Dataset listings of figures
= = = = = = =
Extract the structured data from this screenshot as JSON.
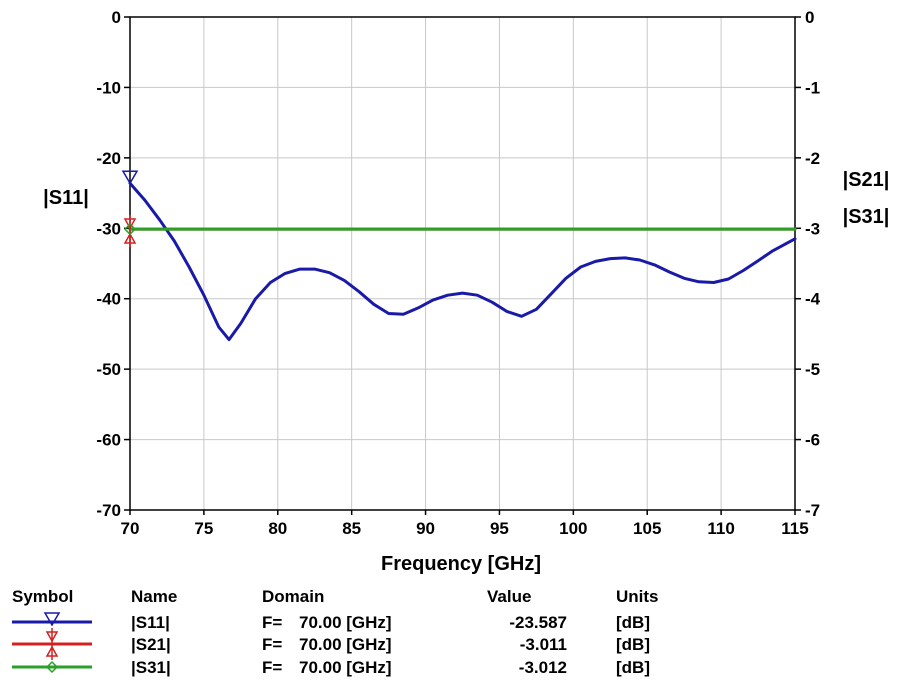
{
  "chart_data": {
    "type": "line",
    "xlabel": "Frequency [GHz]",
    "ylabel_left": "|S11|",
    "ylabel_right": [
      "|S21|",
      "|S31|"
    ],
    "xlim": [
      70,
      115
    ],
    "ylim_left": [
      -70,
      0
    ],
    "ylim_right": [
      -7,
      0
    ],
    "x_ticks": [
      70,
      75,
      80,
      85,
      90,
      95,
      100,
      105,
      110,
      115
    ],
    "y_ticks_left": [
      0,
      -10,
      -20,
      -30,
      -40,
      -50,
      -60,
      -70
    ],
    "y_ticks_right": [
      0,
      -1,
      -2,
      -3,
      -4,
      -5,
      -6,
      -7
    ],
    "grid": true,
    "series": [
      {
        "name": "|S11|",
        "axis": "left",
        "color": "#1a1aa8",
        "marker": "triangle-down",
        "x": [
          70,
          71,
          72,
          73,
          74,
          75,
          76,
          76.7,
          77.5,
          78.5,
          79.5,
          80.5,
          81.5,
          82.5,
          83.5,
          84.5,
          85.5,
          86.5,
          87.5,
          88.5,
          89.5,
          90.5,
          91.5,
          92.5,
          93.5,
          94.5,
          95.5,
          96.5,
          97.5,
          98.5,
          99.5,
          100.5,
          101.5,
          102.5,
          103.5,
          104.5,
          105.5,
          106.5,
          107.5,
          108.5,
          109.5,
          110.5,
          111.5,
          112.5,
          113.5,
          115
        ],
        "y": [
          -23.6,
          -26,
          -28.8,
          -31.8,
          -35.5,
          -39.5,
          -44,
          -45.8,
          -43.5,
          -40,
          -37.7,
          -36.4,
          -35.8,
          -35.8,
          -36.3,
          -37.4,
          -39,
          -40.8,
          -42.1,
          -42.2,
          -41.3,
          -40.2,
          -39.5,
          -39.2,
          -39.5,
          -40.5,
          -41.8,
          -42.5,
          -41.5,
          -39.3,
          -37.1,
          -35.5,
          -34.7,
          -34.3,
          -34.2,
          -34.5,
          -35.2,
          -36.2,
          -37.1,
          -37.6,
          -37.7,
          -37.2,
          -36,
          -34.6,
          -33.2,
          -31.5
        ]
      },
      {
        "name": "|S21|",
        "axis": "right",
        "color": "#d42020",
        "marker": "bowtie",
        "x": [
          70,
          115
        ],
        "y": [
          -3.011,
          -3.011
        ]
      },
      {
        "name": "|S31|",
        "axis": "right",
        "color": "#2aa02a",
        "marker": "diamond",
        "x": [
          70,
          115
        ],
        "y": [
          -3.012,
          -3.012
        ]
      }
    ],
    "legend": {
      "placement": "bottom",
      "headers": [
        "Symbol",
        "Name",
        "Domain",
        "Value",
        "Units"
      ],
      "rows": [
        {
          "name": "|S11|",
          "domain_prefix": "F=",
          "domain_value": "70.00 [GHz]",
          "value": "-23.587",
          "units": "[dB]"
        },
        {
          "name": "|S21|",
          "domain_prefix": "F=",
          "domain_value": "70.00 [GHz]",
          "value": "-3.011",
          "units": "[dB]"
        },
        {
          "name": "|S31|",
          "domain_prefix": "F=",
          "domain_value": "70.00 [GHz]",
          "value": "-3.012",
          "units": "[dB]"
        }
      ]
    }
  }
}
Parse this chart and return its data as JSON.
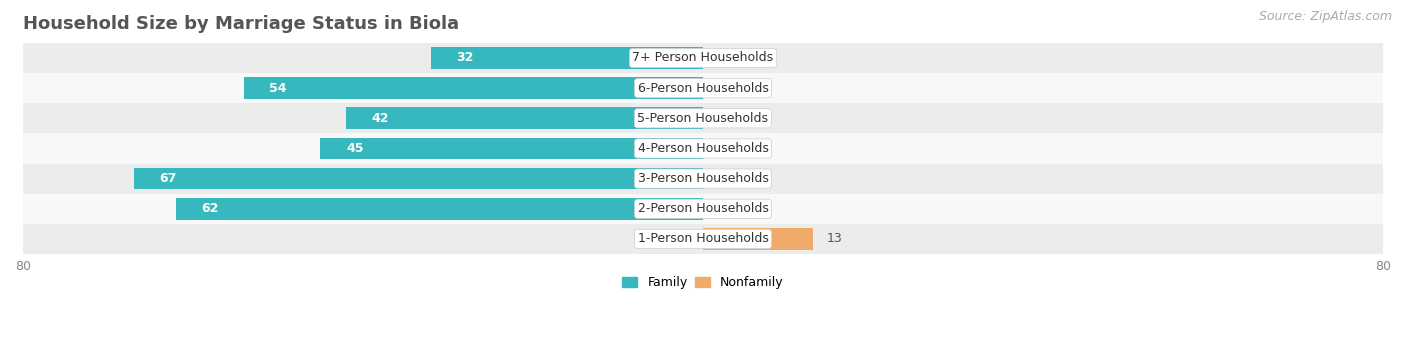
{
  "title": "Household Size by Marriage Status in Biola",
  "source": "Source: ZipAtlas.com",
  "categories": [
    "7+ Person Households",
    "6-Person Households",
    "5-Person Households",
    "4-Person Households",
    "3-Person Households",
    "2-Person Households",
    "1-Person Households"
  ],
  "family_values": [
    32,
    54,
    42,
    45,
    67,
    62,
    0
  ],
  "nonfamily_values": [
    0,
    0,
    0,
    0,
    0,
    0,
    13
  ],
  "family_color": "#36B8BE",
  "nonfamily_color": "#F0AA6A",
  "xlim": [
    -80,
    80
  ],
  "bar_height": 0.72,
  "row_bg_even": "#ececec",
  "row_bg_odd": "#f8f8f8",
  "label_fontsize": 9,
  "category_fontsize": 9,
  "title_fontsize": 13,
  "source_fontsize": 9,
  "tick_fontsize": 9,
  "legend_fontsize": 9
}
= = = = = = =
**Exercise**
Print exactly the lines from the line with "Parse this chart and return its data as JSON." through the end of the data, both ends included, and print no pictures.

**Exercise response**
Parse this chart and return its data as JSON.
{
  "title": "Household Size by Marriage Status in Biola",
  "source": "Source: ZipAtlas.com",
  "categories": [
    "7+ Person Households",
    "6-Person Households",
    "5-Person Households",
    "4-Person Households",
    "3-Person Households",
    "2-Person Households",
    "1-Person Households"
  ],
  "family_values": [
    32,
    54,
    42,
    45,
    67,
    62,
    0
  ],
  "nonfamily_values": [
    0,
    0,
    0,
    0,
    0,
    0,
    13
  ],
  "family_color": "#36B8BE",
  "nonfamily_color": "#F0AA6A",
  "xlim": [
    -80,
    80
  ],
  "bar_height": 0.72,
  "row_bg_even": "#ececec",
  "row_bg_odd": "#f8f8f8",
  "label_fontsize": 9,
  "category_fontsize": 9,
  "title_fontsize": 13,
  "source_fontsize": 9,
  "tick_fontsize": 9,
  "legend_fontsize": 9
}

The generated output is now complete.